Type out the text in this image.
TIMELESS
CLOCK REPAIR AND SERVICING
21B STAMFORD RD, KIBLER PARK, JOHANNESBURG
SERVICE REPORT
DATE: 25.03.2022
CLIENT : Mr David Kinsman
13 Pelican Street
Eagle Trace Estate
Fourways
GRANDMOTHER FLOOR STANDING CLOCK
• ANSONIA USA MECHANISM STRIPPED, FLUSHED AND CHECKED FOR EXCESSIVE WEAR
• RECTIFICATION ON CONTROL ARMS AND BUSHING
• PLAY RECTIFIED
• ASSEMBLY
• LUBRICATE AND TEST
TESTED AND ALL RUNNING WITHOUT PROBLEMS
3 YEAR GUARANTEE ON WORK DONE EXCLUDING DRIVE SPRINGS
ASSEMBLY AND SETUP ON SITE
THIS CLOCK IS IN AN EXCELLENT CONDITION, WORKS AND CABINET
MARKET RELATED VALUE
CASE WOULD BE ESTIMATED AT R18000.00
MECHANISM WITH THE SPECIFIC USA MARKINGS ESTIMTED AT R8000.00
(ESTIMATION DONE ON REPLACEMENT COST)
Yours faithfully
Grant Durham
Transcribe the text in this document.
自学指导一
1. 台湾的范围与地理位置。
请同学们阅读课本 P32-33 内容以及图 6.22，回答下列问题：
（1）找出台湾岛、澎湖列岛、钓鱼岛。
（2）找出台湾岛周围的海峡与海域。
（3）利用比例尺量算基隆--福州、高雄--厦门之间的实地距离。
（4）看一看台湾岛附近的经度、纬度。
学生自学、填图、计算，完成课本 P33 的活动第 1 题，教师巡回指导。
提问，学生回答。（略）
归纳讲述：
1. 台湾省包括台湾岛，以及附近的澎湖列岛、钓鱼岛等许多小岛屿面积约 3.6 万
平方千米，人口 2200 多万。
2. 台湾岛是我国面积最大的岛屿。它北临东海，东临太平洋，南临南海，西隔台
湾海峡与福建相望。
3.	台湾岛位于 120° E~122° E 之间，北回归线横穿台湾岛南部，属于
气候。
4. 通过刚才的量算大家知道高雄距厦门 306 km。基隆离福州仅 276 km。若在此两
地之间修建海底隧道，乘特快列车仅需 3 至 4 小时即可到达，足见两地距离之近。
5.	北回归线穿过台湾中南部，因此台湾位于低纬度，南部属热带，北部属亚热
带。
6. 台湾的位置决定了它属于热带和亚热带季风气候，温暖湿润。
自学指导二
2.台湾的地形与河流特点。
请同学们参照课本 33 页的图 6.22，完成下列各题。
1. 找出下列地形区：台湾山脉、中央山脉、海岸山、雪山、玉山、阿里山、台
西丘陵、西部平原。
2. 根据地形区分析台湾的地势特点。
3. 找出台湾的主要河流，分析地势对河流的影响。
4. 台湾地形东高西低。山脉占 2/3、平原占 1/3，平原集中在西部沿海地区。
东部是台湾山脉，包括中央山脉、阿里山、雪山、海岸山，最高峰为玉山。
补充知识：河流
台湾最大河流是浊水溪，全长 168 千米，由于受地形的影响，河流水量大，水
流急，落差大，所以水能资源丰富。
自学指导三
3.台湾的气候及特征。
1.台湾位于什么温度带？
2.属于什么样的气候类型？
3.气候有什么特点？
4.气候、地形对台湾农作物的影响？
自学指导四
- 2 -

########################################

Stated task =
Take the data above and return it exactly.

Response for this exercise =
Type out the text in this image.
TIMELESS
CLOCK REPAIR AND SERVICING
21B STAMFORD RD, KIBLER PARK, JOHANNESBURG
SERVICE REPORT
DATE: 25.03.2022
CLIENT : Mr David Kinsman
13 Pelican Street
Eagle Trace Estate
Fourways
GRANDMOTHER FLOOR STANDING CLOCK
• ANSONIA USA MECHANISM STRIPPED, FLUSHED AND CHECKED FOR EXCESSIVE WEAR
• RECTIFICATION ON CONTROL ARMS AND BUSHING
• PLAY RECTIFIED
• ASSEMBLY
• LUBRICATE AND TEST
TESTED AND ALL RUNNING WITHOUT PROBLEMS
3 YEAR GUARANTEE ON WORK DONE EXCLUDING DRIVE SPRINGS
ASSEMBLY AND SETUP ON SITE
THIS CLOCK IS IN AN EXCELLENT CONDITION, WORKS AND CABINET
MARKET RELATED VALUE
CASE WOULD BE ESTIMATED AT R18000.00
MECHANISM WITH THE SPECIFIC USA MARKINGS ESTIMTED AT R8000.00
(ESTIMATION DONE ON REPLACEMENT COST)
Yours faithfully
Grant Durham
Transcribe the text in this document.
自学指导一
1. 台湾的范围与地理位置。
请同学们阅读课本 P32-33 内容以及图 6.22，回答下列问题：
（1）找出台湾岛、澎湖列岛、钓鱼岛。
（2）找出台湾岛周围的海峡与海域。
（3）利用比例尺量算基隆--福州、高雄--厦门之间的实地距离。
（4）看一看台湾岛附近的经度、纬度。
学生自学、填图、计算，完成课本 P33 的活动第 1 题，教师巡回指导。
提问，学生回答。（略）
归纳讲述：
1. 台湾省包括台湾岛，以及附近的澎湖列岛、钓鱼岛等许多小岛屿面积约 3.6 万
平方千米，人口 2200 多万。
2. 台湾岛是我国面积最大的岛屿。它北临东海，东临太平洋，南临南海，西隔台
湾海峡与福建相望。
3.	台湾岛位于 120° E~122° E 之间，北回归线横穿台湾岛南部，属于
气候。
4. 通过刚才的量算大家知道高雄距厦门 306 km。基隆离福州仅 276 km。若在此两
地之间修建海底隧道，乘特快列车仅需 3 至 4 小时即可到达，足见两地距离之近。
5.	北回归线穿过台湾中南部，因此台湾位于低纬度，南部属热带，北部属亚热
带。
6. 台湾的位置决定了它属于热带和亚热带季风气候，温暖湿润。
自学指导二
2.台湾的地形与河流特点。
请同学们参照课本 33 页的图 6.22，完成下列各题。
1. 找出下列地形区：台湾山脉、中央山脉、海岸山、雪山、玉山、阿里山、台
西丘陵、西部平原。
2. 根据地形区分析台湾的地势特点。
3. 找出台湾的主要河流，分析地势对河流的影响。
4. 台湾地形东高西低。山脉占 2/3、平原占 1/3，平原集中在西部沿海地区。
东部是台湾山脉，包括中央山脉、阿里山、雪山、海岸山，最高峰为玉山。
补充知识：河流
台湾最大河流是浊水溪，全长 168 千米，由于受地形的影响，河流水量大，水
流急，落差大，所以水能资源丰富。
自学指导三
3.台湾的气候及特征。
1.台湾位于什么温度带？
2.属于什么样的气候类型？
3.气候有什么特点？
4.气候、地形对台湾农作物的影响？
自学指导四
- 2 -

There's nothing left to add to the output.